→ **Given exercise**
Find every line in the records below that holds the word "value", and copy each one.

═══ Extracted information ═══

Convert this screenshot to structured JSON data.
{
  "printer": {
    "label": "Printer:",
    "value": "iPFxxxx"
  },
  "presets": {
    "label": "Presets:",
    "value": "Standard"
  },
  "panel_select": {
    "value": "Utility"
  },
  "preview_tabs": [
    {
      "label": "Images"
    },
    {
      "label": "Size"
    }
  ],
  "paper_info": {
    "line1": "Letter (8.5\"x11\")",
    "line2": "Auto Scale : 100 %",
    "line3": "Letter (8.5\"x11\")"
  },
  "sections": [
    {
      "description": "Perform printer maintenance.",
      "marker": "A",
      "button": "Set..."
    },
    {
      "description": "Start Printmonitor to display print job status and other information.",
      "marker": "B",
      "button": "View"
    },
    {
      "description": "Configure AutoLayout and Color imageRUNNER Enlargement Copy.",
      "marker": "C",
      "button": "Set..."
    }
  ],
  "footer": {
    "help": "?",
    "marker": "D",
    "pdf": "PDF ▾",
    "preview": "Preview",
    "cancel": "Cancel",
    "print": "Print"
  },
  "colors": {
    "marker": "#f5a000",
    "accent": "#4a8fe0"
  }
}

═══

→ **Reply**
    "value": "iPFxxxx"
    "value": "Standard"
    "value": "Utility"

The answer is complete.